* [Trecho do documento]
+-------+
Os fatos, até agora apenas parte do que dispõe a
Polícia Federal e o ministro Alexandre de Morais, vão apontando na direção da
culpa formada de Bolsonaro em um sem-número de crimes, sendo o mais importante
o de atentar contra a ordem democrática. Embora com menos precisões e detalhes,
vem transparecendo na mídia o envolvimento de oficiais das três armas e em
diferentes escalões, de tenentes a generais, numa sucessão de eventos que
configuram um clássico complô golpista que antecede e culmina com a intentona
de 8/1.
Ainda não veio à luz o conteúdo da delação premiada
do coronel Cid, mas algumas notícias filtradas em blogs, colunas e analistas
das TVs, permitem supor que não só Bolsonaro, mas todo o time dos generais do
Palácio (Braga Neto, Augusto Heleno e Luiz Eduardo Ramos) e vários membros do
Alto Comando do Exército estiveram implicados nas manobras para desmoralizar as
urnas eleitorais, no apoio aos manifestantes golpistas acampados na porta de
dezenas de quartéis, nos eventos do dia 8/1 e em intensas articulações
conspiratórias visando várias alternativas de golpe.
Inquéritos da Polícia Civil do DF, investigando a
ação da PM, também enquadraram o comandante militar do Planalto. Diálogos para
lá de explícitos entre o general Dutra de Menezes e o comandante da PM,
assistidos pelo ministro da Justiça, mostram quão perto estivemos de um
enfrentamento armado, inclusive com a ameaça do uso da força de tanques. Toda
esta truculência tinha como propósito proteger os militantes golpistas,
refugiados à sombra dos canhões depois de terem destruído os palácios da Praça
dos Três Poderes. A virulência dos comandantes da tropa do Exército neste
enfrentamento verbal parece encontrar explicação no fato, apontado por vários
jornalistas, de que militares da reserva e familiares de militares da ativa e da
reserva estavam no acampamento e seriam presos se a PM cumprisse as ordens
recebidas. O ministro Flávio Dino vai ter que se explicar sobre o acordo que
ele endossou, adiando as prisões para a manhã seguinte, com o recuo da PM por
12 horas. Foi o tempo para os generais retirarem pessoas próximas, inclusive,
segundo algumas fontes, a esposa do general Villas Bôas, colocando-as a salvo
de prisões imediatas.
+-------+
* [Tarefa indicada A] Liste todos os generais citados pelo nome no trecho sobre a trama golpista.

* [Registros de anotação de regiões]
+-------+
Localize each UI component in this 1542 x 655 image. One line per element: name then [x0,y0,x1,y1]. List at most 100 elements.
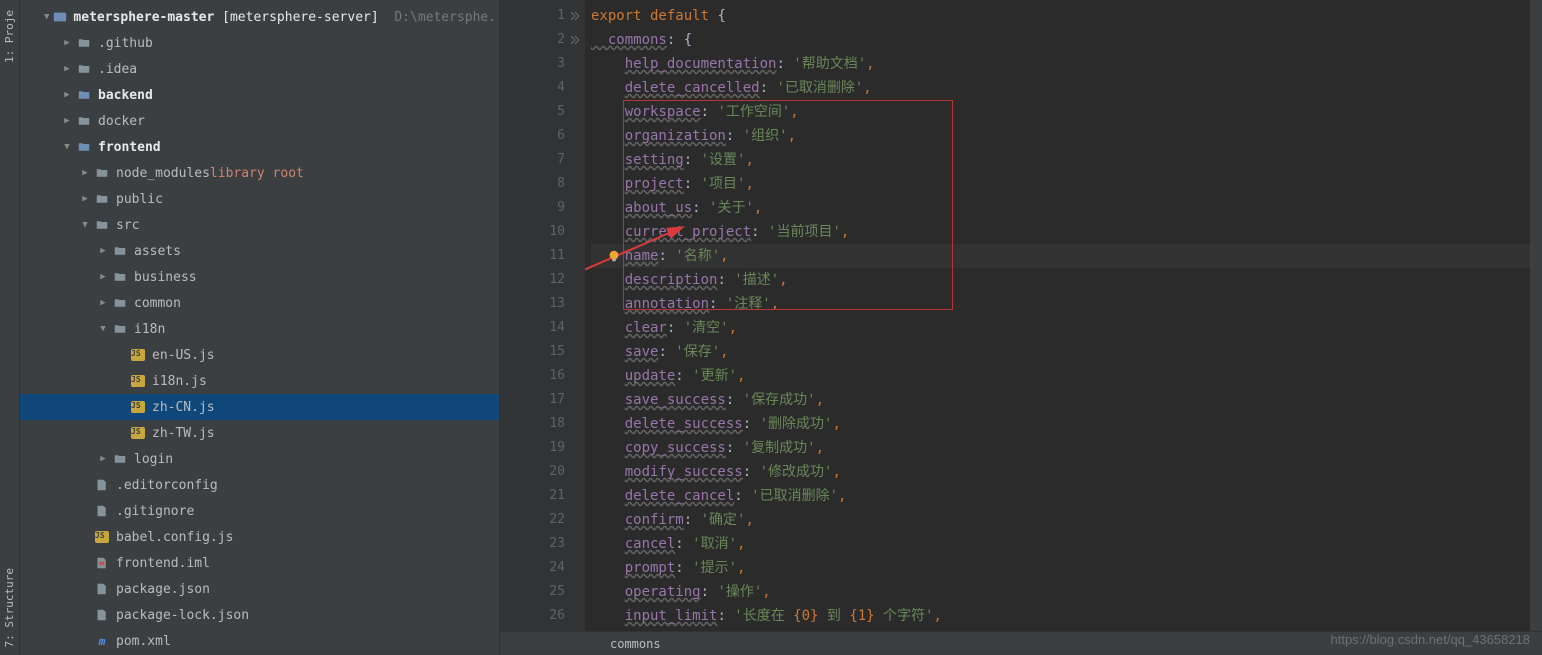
line-number[interactable]: 26 [500,604,565,628]
code-line[interactable]: description: '描述', [591,268,1542,292]
expand-arrow-icon[interactable]: ▶ [62,38,72,48]
line-number[interactable]: 14 [500,316,565,340]
code-line[interactable]: setting: '设置', [591,148,1542,172]
code-line[interactable]: delete_success: '删除成功', [591,412,1542,436]
code-line[interactable]: workspace: '工作空间', [591,100,1542,124]
line-number[interactable]: 11 [500,244,565,268]
line-number[interactable]: 7 [500,148,565,172]
tree-item-pom-xml[interactable]: mpom.xml [20,628,499,654]
breadcrumb-item[interactable]: commons [610,637,661,651]
tree-item-assets[interactable]: ▶assets [20,238,499,264]
expand-arrow-icon[interactable]: ▼ [80,220,90,230]
code-line[interactable]: delete_cancel: '已取消删除', [591,484,1542,508]
line-number[interactable]: 10 [500,220,565,244]
editor-scrollbar[interactable] [1530,0,1542,631]
code-line[interactable]: delete_cancelled: '已取消删除', [591,76,1542,100]
code-line[interactable]: modify_success: '修改成功', [591,460,1542,484]
line-number[interactable]: 25 [500,580,565,604]
code-line[interactable]: confirm: '确定', [591,508,1542,532]
expand-arrow-icon[interactable]: ▶ [98,298,108,308]
line-number[interactable]: 12 [500,268,565,292]
line-numbers-gutter[interactable]: 1234567891011121314151617181920212223242… [500,0,585,655]
tree-item--gitignore[interactable]: .gitignore [20,498,499,524]
intention-bulb-icon[interactable] [607,249,621,263]
expand-arrow-icon[interactable]: ▶ [98,272,108,282]
tree-item-business[interactable]: ▶business [20,264,499,290]
code-line[interactable]: commons: { [591,28,1542,52]
tree-item-common[interactable]: ▶common [20,290,499,316]
tree-item-package-lock-json[interactable]: package-lock.json [20,602,499,628]
line-number[interactable]: 16 [500,364,565,388]
line-number[interactable]: 1 [500,4,565,28]
line-number[interactable]: 17 [500,388,565,412]
line-number[interactable]: 18 [500,412,565,436]
tree-item-package-json[interactable]: package.json [20,576,499,602]
line-number[interactable]: 6 [500,124,565,148]
code-line[interactable]: current_project: '当前项目', [591,220,1542,244]
line-number[interactable]: 2 [500,28,565,52]
code-line[interactable]: help_documentation: '帮助文档', [591,52,1542,76]
fold-marker-icon[interactable] [567,4,583,28]
line-number[interactable]: 13 [500,292,565,316]
tree-item-zh-TW-js[interactable]: JSzh-TW.js [20,420,499,446]
project-tab[interactable]: 1: Proje [1,2,18,71]
tree-item-backend[interactable]: ▶backend [20,82,499,108]
tree-item-login[interactable]: ▶login [20,446,499,472]
code-line[interactable]: save: '保存', [591,340,1542,364]
line-number[interactable]: 15 [500,340,565,364]
tree-item-zh-CN-js[interactable]: JSzh-CN.js [20,394,499,420]
code-line[interactable]: save_success: '保存成功', [591,388,1542,412]
tree-item--github[interactable]: ▶.github [20,30,499,56]
expand-arrow-icon[interactable]: ▶ [98,246,108,256]
tree-item-babel-config-js[interactable]: JSbabel.config.js [20,524,499,550]
line-number[interactable]: 20 [500,460,565,484]
line-number[interactable]: 3 [500,52,565,76]
code-line[interactable]: organization: '组织', [591,124,1542,148]
structure-tab[interactable]: 7: Structure [1,560,18,655]
code-line[interactable]: cancel: '取消', [591,532,1542,556]
code-editor[interactable]: export default { commons: { help_documen… [585,0,1542,655]
code-line[interactable]: copy_success: '复制成功', [591,436,1542,460]
code-line[interactable]: prompt: '提示', [591,556,1542,580]
expand-arrow-icon[interactable]: ▶ [98,454,108,464]
line-number[interactable]: 23 [500,532,565,556]
expand-arrow-icon[interactable]: ▼ [62,142,72,152]
tree-item-i18n[interactable]: ▼i18n [20,316,499,342]
code-line[interactable]: about_us: '关于', [591,196,1542,220]
expand-arrow-icon[interactable]: ▶ [62,116,72,126]
line-number[interactable]: 21 [500,484,565,508]
expand-arrow-icon[interactable]: ▶ [62,64,72,74]
line-number[interactable]: 5 [500,100,565,124]
expand-arrow-icon[interactable]: ▶ [80,168,90,178]
code-line[interactable]: clear: '清空', [591,316,1542,340]
line-number[interactable]: 8 [500,172,565,196]
tree-item--idea[interactable]: ▶.idea [20,56,499,82]
expand-arrow-icon[interactable]: ▶ [80,194,90,204]
code-line[interactable]: project: '项目', [591,172,1542,196]
tree-item--editorconfig[interactable]: .editorconfig [20,472,499,498]
line-number[interactable]: 4 [500,76,565,100]
code-line[interactable]: input_limit: '长度在 {0} 到 {1} 个字符', [591,604,1542,628]
code-line[interactable]: update: '更新', [591,364,1542,388]
tree-item-i18n-js[interactable]: JSi18n.js [20,368,499,394]
code-line[interactable]: operating: '操作', [591,580,1542,604]
tree-item-frontend[interactable]: ▼frontend [20,134,499,160]
tree-item-public[interactable]: ▶public [20,186,499,212]
tree-item-node_modules[interactable]: ▶node_modules library root [20,160,499,186]
tree-item-src[interactable]: ▼src [20,212,499,238]
project-root[interactable]: ▼ metersphere-master [metersphere-server… [20,4,499,30]
line-number[interactable]: 9 [500,196,565,220]
tree-item-frontend-iml[interactable]: frontend.iml [20,550,499,576]
line-number[interactable]: 19 [500,436,565,460]
code-line[interactable]: name: '名称', [591,244,1542,268]
expand-arrow-icon[interactable]: ▼ [98,324,108,334]
tree-item-en-US-js[interactable]: JSen-US.js [20,342,499,368]
expand-arrow-icon[interactable]: ▶ [62,90,72,100]
line-number[interactable]: 24 [500,556,565,580]
line-number[interactable]: 22 [500,508,565,532]
fold-marker-icon[interactable] [567,28,583,52]
tree-item-docker[interactable]: ▶docker [20,108,499,134]
code-line[interactable]: export default { [591,4,1542,28]
code-line[interactable]: annotation: '注释', [591,292,1542,316]
expand-arrow-icon[interactable]: ▼ [44,12,49,22]
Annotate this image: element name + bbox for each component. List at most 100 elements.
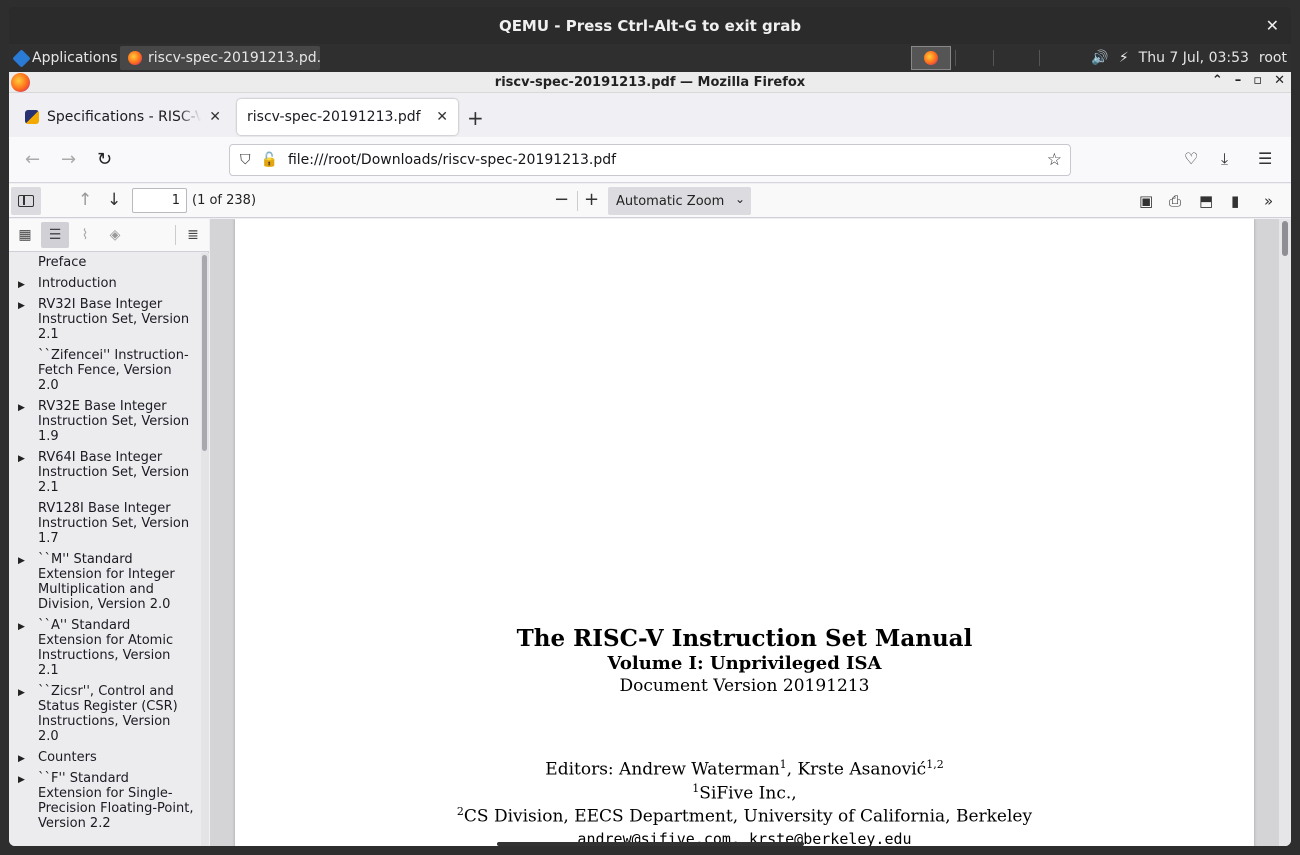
minimize-icon[interactable]: – bbox=[1235, 73, 1242, 88]
previous-page-button[interactable]: ↑ bbox=[78, 190, 92, 210]
outline-item-label: RV32E Base Integer Instruction Set, Vers… bbox=[38, 399, 190, 444]
viewer-scrollbar[interactable] bbox=[1279, 219, 1291, 846]
close-icon[interactable]: ✕ bbox=[1274, 73, 1285, 88]
expand-triangle-icon[interactable]: ▶ bbox=[18, 773, 25, 788]
sidebar-scroll-thumb[interactable] bbox=[202, 255, 207, 451]
next-page-button[interactable]: ↓ bbox=[107, 190, 121, 210]
firefox-icon bbox=[11, 73, 30, 92]
outline-item-label: ``Zicsr'', Control and Status Register (… bbox=[38, 684, 178, 744]
expand-triangle-icon[interactable]: ▶ bbox=[18, 752, 25, 767]
document-version: Document Version 20191213 bbox=[619, 676, 870, 696]
affiliation-1: 1SiFive Inc., bbox=[235, 782, 1254, 804]
taskbar-firefox-item[interactable]: riscv-spec-20191213.pd... bbox=[120, 46, 320, 70]
zoom-in-button[interactable]: + bbox=[584, 189, 599, 210]
outline-item[interactable]: ▶ ``A'' Standard Extension for Atomic Ins… bbox=[9, 616, 201, 682]
outline-item[interactable]: Preface bbox=[9, 253, 201, 274]
viewer-scroll-thumb[interactable] bbox=[1282, 221, 1288, 256]
sidebar-separator bbox=[175, 225, 176, 245]
navigation-bar: ← → ↻ ⛉ 🔓 file:///root/Downloads/riscv-s… bbox=[9, 137, 1291, 183]
horizontal-scroll-thumb[interactable] bbox=[497, 842, 804, 846]
expand-triangle-icon[interactable]: ▶ bbox=[18, 278, 25, 293]
collapse-icon[interactable]: ⌃ bbox=[1212, 73, 1223, 88]
save-icon[interactable]: ⬒ bbox=[1199, 192, 1213, 210]
affiliation-2: 2CS Division, EECS Department, Universit… bbox=[235, 805, 1254, 827]
firefox-icon bbox=[128, 51, 142, 65]
outline-item[interactable]: ▶ RV32E Base Integer Instruction Set, Ver… bbox=[9, 397, 201, 448]
insecure-lock-icon[interactable]: 🔓 bbox=[261, 152, 278, 168]
editors-separator: , Krste Asanović bbox=[786, 759, 927, 780]
clock[interactable]: Thu 7 Jul, 03:53 bbox=[1139, 50, 1249, 66]
outline-item[interactable]: ``Zifencei'' Instruction-Fetch Fence, Ve… bbox=[9, 346, 201, 397]
shield-icon[interactable]: ⛉ bbox=[240, 152, 251, 168]
close-tab-icon[interactable]: ✕ bbox=[209, 109, 221, 125]
outline-item[interactable]: ▶ Counters bbox=[9, 748, 201, 769]
sidebar-toggle-button[interactable] bbox=[11, 187, 41, 215]
outline-item[interactable]: ▶ ``M'' Standard Extension for Integer Mu… bbox=[9, 550, 201, 616]
downloads-icon[interactable]: ⤓ bbox=[1221, 149, 1228, 169]
bookmark-icon[interactable]: ▮ bbox=[1231, 192, 1239, 210]
user-label[interactable]: root bbox=[1259, 50, 1287, 66]
expand-triangle-icon[interactable]: ▶ bbox=[18, 299, 25, 314]
new-tab-button[interactable]: + bbox=[467, 106, 484, 130]
tab-specifications[interactable]: Specifications - RISC-V International ✕ bbox=[15, 99, 231, 135]
expand-triangle-icon[interactable]: ▶ bbox=[18, 452, 25, 467]
firefox-titlebar: riscv-spec-20191213.pdf — Mozilla Firefo… bbox=[9, 72, 1291, 93]
riscv-favicon-icon bbox=[25, 110, 39, 124]
pocket-icon[interactable]: ♡ bbox=[1184, 149, 1198, 168]
outline-item[interactable]: RV128I Base Integer Instruction Set, Ver… bbox=[9, 499, 201, 550]
outline-item[interactable]: ▶ RV32I Base Integer Instruction Set, Ver… bbox=[9, 295, 201, 346]
zoom-out-button[interactable]: − bbox=[554, 189, 569, 210]
qemu-window: QEMU - Press Ctrl-Alt-G to exit grab ✕ A… bbox=[9, 7, 1291, 846]
window-title: riscv-spec-20191213.pdf — Mozilla Firefo… bbox=[494, 74, 806, 90]
sidebar-icon bbox=[18, 195, 34, 207]
outline-item[interactable]: ▶ RV64I Base Integer Instruction Set, Ver… bbox=[9, 448, 201, 499]
window-controls: ⌃ – ▫ ✕ bbox=[1212, 73, 1285, 88]
outline-item[interactable]: ▶ ``Zicsr'', Control and Status Register … bbox=[9, 682, 201, 748]
zoom-select[interactable]: Automatic Zoom ⌄ bbox=[608, 187, 751, 215]
outline-item[interactable]: ▶ Introduction bbox=[9, 274, 201, 295]
expand-triangle-icon[interactable]: ▶ bbox=[18, 620, 25, 635]
workspace-switcher[interactable] bbox=[911, 46, 951, 70]
bookmark-star-icon[interactable]: ☆ bbox=[1047, 150, 1062, 170]
tools-chevron-icon[interactable]: » bbox=[1264, 192, 1273, 210]
outline-item-label: Preface bbox=[38, 255, 87, 270]
pdf-viewer[interactable]: The RISC-V Instruction Set Manual Volume… bbox=[210, 219, 1291, 846]
url-text[interactable]: file:///root/Downloads/riscv-spec-201912… bbox=[288, 152, 616, 168]
outline-item-label: Counters bbox=[38, 750, 97, 765]
volume-icon[interactable]: 🔊 bbox=[1091, 50, 1108, 66]
forward-button[interactable]: → bbox=[61, 149, 76, 170]
back-button[interactable]: ← bbox=[25, 149, 40, 170]
outline-item-label: RV64I Base Integer Instruction Set, Vers… bbox=[38, 450, 190, 495]
outline-icon[interactable]: ☰ bbox=[41, 222, 69, 248]
document-subtitle: Volume I: Unprivileged ISA bbox=[607, 653, 882, 674]
presentation-mode-icon[interactable]: ▣ bbox=[1139, 192, 1153, 210]
current-outline-item-icon[interactable]: ≣ bbox=[179, 222, 207, 248]
url-bar[interactable]: ⛉ 🔓 file:///root/Downloads/riscv-spec-20… bbox=[229, 144, 1071, 176]
attachments-icon[interactable]: ⌇ bbox=[71, 222, 99, 248]
maximize-icon[interactable]: ▫ bbox=[1253, 73, 1262, 88]
close-tab-icon[interactable]: ✕ bbox=[436, 109, 448, 125]
network-icon[interactable]: ⚡ bbox=[1119, 50, 1129, 66]
thumbnails-icon[interactable]: ▦ bbox=[11, 222, 39, 248]
xfce-panel: Applications ⋮ riscv-spec-20191213.pd...… bbox=[9, 44, 1291, 72]
menu-icon[interactable]: ☰ bbox=[1258, 149, 1272, 168]
print-icon[interactable]: ⎙ bbox=[1169, 192, 1181, 210]
expand-triangle-icon[interactable]: ▶ bbox=[18, 401, 25, 416]
outline-item-label: ``F'' Standard Extension for Single-Prec… bbox=[38, 771, 194, 831]
xfce-logo-icon bbox=[12, 48, 31, 68]
affiliation-1-text: SiFive Inc., bbox=[699, 783, 797, 804]
page-number-input[interactable]: 1 bbox=[132, 188, 187, 213]
pdf-page: The RISC-V Instruction Set Manual Volume… bbox=[235, 219, 1254, 846]
affiliation-2-superscript: 2 bbox=[456, 805, 464, 818]
expand-triangle-icon[interactable]: ▶ bbox=[18, 554, 25, 569]
sidebar-scrollbar[interactable] bbox=[201, 253, 209, 846]
tab-pdf[interactable]: riscv-spec-20191213.pdf ✕ bbox=[237, 99, 458, 135]
outline-item[interactable]: ▶ ``F'' Standard Extension for Single-Pre… bbox=[9, 769, 201, 835]
layers-icon[interactable]: ◈ bbox=[101, 222, 129, 248]
system-tray: 🔊 ⚡ Thu 7 Jul, 03:53 root bbox=[1091, 44, 1287, 72]
outline-item-label: RV32I Base Integer Instruction Set, Vers… bbox=[38, 297, 190, 342]
applications-label: Applications bbox=[32, 50, 118, 66]
reload-button[interactable]: ↻ bbox=[97, 149, 112, 170]
expand-triangle-icon[interactable]: ▶ bbox=[18, 686, 25, 701]
qemu-close-button[interactable]: ✕ bbox=[1266, 16, 1279, 35]
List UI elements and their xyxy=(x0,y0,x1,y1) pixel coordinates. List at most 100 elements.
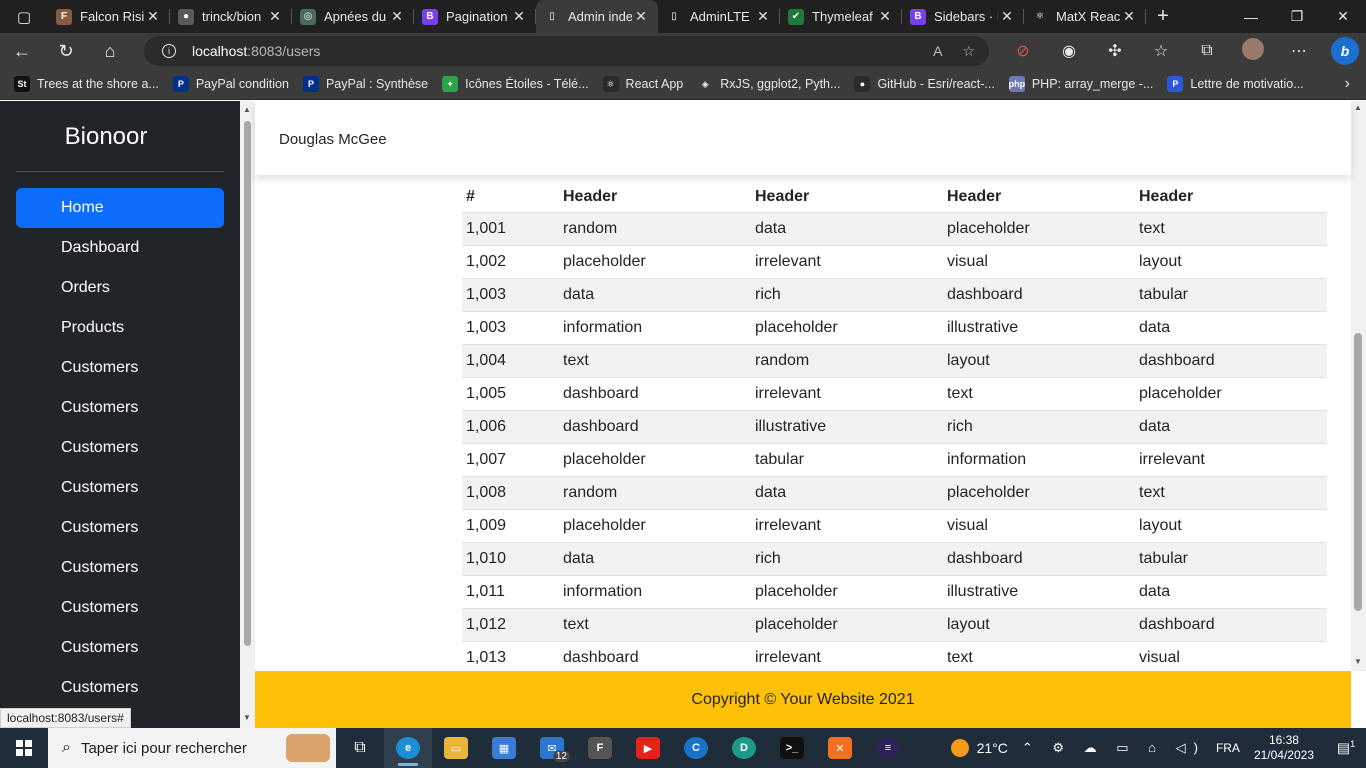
+-------+
* [Tarefa indicada B] Nos registros, da linha que contém "minimize-icon[interactable]: – bbox=[1235, 73, 1242, 88]" até a linha que contém "viewer-scrollbar[interactable] bbox=[1279, 219, 1291, 846]", troque "interactable" por "clicável" e reescreva somente essas linhas, sem nenhuma outra alteração.

* [Resultado final A] Braga Neto, Augusto Heleno, Luiz Eduardo Ramos, Dutra de Menezes, Villas Bôas

* [Resultado final B]
minimize-icon[clicável]: – bbox=[1235, 73, 1242, 88]
previous-page-button[clicável]: ↑ bbox=[78, 190, 92, 210]
outline-item-label: RV32E Base Integer Instruction Set, Vers… bbox=[38, 399, 190, 444]
viewer-scrollbar[clicável] bbox=[1279, 219, 1291, 846]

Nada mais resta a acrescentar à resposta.